• _WORK TO BE COMPLETED_
Extract, from the listing that follows, each line containing the word "this".

»»

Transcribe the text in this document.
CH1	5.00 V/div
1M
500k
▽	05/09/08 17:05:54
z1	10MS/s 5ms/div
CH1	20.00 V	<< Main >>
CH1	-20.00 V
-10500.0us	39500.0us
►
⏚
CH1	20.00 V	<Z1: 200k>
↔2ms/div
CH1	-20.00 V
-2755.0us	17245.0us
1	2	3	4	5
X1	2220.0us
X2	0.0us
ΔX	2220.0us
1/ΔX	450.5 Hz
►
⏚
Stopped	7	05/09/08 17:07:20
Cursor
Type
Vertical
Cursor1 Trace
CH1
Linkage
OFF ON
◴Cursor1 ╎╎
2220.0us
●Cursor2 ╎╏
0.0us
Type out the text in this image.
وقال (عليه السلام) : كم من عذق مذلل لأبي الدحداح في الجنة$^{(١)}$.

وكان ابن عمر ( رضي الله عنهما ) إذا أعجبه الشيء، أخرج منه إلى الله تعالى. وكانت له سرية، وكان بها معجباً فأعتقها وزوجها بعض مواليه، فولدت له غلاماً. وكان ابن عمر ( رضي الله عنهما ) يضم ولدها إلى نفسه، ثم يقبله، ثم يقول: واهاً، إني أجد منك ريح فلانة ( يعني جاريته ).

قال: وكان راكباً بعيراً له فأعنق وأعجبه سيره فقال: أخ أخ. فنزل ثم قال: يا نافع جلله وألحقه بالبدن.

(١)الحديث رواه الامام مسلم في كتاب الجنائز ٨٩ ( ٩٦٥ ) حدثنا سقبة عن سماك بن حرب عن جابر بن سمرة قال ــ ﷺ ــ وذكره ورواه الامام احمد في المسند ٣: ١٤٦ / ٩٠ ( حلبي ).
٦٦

««

• _WRITTEN SOLUTION_
Transcribe the text in this document.
Type out the text in this image.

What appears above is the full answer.